Отрывок:
-------------------------

Петров-Водкин — философ и мыслитель, нашел «нишу» для своего творчества: обыденная жизнь простых людей, их быт, их вещи — вспомним шарденову неразделенность человека и домашней утвари! Его «ниша» — в портретах и натюрмортах. В них он оттачивает свое мастерство, они изысканны в построении, в отборе и соотношении предметов. Например, «Натюрморт с зеркалом». Зеркало почему-то лежит рядом с серебряной лож­кой, использованным листом бумаги и чернильницей. Но появ­ляются и более изысканные, неожиданные по цветовому сочета­нию натюрморты. Пузатый самовар, отражающий блеск стояще- го в центре стола бокала, а в нем... скромный букетик из лютиков, ромашек, диких маков. К резким контрастам художник был привержен всегда. Как-то он записал: «...в Милане я начал писать мой первый натюрморт, который перевернул шиворот- навыворот все мои благонамеренные умозаключения, смешал карты великих образцов, сбросил с них все декоративные укра­шения, сюжеты, и с обнаженными до костяков я с ними побеседо­вал до безумия. Еще в Греции я почувствовал нечто щемящее: что раздавит меня вся эта громада тысячелетнего творчества, что мне надо развить в себе противоядие, самозащиту».

-------------------------

Задание:
Определите, согласуются ли с отрывком о Петрове-Водкине утверждения 1., 2., 3., и на каждое ответьте «да» или «нет», подтвердив ответ точной цитатой из отрывка.
1. В «Натюрморте с зеркалом» зеркало лежит рядом с чернильницей.
2. Свой первый натюрморт художник начал писать в Греции.
3. Художник всегда тяготел к резким контрастам.
Записи для выполнения заданий не нужны.

-------------------------

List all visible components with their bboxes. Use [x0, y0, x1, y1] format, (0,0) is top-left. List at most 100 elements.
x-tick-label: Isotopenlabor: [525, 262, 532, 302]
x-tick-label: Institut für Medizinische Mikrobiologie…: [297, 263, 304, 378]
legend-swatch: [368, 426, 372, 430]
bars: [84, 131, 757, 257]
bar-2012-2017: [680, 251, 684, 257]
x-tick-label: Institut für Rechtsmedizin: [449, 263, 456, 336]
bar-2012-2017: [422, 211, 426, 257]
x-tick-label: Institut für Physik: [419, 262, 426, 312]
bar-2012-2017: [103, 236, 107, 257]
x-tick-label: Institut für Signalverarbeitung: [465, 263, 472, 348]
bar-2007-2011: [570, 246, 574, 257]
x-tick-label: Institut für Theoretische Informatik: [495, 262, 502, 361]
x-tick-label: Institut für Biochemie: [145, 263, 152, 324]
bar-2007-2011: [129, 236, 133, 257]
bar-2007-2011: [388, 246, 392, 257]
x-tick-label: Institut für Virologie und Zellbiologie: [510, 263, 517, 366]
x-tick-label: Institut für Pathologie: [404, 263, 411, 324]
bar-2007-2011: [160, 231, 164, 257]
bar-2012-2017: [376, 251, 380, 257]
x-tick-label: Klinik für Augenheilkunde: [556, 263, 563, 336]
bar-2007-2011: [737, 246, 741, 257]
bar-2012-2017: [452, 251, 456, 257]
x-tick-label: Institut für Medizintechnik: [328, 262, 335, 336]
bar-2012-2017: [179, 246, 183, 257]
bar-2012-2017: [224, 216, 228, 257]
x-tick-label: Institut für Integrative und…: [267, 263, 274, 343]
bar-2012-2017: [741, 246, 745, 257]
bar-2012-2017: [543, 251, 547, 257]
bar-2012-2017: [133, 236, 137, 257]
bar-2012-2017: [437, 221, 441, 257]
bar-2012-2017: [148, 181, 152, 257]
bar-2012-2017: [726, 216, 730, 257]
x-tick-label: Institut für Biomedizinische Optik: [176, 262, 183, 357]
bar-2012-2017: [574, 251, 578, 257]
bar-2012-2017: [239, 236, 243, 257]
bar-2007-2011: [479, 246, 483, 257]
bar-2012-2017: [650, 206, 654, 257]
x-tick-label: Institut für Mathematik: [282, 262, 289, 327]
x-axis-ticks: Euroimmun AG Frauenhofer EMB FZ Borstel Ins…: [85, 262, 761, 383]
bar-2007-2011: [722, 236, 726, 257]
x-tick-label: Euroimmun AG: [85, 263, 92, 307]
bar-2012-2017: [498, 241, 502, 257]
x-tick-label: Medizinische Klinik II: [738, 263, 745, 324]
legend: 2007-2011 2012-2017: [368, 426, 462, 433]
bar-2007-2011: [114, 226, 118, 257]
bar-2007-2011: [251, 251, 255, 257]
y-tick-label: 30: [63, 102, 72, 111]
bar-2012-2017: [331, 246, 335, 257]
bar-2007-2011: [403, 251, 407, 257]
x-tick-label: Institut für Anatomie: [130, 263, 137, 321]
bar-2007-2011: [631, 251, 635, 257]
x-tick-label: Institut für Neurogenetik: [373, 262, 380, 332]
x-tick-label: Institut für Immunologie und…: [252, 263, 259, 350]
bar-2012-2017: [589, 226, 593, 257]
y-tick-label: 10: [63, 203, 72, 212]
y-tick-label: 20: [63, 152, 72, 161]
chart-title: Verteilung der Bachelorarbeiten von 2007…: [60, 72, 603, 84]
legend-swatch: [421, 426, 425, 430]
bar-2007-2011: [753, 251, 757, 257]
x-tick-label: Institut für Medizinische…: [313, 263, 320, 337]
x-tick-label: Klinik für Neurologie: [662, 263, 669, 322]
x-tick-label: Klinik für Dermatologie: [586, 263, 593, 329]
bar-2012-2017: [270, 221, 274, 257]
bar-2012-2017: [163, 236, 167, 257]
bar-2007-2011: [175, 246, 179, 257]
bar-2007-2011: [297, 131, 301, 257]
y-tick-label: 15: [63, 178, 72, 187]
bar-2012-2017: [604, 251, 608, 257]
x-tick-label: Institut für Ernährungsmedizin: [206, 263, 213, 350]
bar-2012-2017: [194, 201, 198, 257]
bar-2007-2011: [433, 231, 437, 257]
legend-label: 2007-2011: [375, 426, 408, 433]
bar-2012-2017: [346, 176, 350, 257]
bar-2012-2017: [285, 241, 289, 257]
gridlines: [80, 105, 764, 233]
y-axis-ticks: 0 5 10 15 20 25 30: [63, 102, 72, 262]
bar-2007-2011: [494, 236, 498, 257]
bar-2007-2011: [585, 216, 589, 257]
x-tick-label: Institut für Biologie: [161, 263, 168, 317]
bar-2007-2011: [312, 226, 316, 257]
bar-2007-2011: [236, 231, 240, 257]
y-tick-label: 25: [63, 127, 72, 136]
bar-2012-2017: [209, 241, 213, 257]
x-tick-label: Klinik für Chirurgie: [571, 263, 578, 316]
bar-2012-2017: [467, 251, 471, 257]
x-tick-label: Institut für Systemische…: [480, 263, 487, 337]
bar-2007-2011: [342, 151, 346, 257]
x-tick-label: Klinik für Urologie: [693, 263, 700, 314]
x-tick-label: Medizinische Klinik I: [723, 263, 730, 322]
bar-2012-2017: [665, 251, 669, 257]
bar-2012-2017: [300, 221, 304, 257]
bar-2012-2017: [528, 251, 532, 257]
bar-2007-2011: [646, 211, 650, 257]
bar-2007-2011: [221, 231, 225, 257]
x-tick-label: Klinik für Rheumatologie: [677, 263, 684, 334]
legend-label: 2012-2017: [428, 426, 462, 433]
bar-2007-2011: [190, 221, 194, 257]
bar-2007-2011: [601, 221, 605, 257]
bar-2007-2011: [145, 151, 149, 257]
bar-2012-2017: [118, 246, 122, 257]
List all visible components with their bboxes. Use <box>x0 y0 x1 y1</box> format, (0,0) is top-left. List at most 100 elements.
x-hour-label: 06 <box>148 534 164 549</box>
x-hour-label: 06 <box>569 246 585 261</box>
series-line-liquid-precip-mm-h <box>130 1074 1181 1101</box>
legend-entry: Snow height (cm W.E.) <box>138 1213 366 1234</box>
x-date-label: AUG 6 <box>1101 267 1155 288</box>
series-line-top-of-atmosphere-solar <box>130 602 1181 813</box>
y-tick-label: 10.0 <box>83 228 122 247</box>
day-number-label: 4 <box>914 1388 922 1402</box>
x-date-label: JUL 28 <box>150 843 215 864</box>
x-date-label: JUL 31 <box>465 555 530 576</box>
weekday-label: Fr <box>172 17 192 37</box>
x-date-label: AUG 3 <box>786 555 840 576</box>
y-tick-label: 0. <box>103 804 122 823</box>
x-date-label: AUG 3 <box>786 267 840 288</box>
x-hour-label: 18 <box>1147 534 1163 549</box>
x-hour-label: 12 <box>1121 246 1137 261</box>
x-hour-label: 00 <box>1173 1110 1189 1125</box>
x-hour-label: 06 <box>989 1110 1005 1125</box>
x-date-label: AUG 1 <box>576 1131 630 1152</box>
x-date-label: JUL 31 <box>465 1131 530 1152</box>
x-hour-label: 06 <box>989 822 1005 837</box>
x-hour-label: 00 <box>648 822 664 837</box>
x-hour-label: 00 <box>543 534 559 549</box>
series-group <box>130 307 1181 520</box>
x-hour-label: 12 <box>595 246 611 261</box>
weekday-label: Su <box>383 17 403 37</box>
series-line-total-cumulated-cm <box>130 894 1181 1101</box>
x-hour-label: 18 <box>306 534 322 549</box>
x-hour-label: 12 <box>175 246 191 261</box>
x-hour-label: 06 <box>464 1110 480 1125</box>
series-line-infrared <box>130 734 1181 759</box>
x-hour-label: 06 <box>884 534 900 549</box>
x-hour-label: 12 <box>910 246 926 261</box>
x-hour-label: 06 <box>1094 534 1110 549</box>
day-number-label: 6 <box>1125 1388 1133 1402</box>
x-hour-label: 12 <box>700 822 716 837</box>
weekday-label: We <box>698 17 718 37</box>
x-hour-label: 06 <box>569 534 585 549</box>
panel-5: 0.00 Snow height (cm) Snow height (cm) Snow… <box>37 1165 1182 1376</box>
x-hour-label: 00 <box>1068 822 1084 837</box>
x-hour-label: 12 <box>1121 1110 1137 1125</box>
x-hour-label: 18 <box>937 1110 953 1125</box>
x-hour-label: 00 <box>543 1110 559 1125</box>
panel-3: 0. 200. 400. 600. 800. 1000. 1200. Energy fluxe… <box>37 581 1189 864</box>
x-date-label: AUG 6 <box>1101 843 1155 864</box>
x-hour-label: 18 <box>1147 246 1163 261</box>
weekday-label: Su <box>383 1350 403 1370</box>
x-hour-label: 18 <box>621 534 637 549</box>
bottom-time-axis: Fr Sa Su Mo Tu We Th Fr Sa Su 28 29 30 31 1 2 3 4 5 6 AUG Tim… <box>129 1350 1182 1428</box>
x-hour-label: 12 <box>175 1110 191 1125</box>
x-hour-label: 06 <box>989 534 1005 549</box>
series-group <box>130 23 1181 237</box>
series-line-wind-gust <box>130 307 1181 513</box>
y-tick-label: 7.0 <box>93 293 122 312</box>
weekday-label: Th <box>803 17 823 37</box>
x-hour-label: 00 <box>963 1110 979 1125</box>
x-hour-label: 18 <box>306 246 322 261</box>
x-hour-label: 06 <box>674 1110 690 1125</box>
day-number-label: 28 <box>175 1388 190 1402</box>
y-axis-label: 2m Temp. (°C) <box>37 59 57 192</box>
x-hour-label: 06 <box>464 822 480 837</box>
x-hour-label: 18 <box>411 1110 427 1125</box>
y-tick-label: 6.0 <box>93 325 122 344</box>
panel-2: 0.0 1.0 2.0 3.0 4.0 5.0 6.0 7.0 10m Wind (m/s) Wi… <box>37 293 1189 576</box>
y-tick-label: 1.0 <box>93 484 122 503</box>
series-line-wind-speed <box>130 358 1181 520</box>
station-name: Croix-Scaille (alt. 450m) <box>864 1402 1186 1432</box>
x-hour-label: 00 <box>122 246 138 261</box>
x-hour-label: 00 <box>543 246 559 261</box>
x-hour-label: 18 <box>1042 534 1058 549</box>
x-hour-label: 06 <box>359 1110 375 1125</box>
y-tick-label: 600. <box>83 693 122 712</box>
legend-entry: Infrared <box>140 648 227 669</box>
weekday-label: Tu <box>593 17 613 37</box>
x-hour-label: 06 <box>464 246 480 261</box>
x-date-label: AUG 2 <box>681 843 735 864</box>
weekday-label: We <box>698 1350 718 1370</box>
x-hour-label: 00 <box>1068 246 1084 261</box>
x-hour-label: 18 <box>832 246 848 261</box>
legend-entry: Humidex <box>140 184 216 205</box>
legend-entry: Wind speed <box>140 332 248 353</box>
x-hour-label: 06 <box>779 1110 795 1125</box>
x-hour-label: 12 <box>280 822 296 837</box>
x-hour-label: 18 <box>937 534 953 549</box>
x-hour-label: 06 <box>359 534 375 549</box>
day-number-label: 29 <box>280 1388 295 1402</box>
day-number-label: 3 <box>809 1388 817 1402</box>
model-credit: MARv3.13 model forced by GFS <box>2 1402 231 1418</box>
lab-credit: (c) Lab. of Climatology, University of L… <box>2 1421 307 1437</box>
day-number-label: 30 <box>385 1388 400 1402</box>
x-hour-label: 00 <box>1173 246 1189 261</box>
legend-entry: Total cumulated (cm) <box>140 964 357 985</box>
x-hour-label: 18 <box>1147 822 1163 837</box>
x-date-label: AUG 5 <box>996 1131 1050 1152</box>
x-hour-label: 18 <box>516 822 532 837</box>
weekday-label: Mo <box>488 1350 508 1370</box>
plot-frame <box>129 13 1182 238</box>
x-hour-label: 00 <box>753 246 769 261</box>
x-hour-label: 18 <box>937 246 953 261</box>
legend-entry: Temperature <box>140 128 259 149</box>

-------------------------

Ответ:
1. Да: «использованным листом бумаги и чернильницей».
2. Нет: «в Милане я начал писать мой первый натюрморт».
3. Да: «К резким контрастам художник был привержен всегда».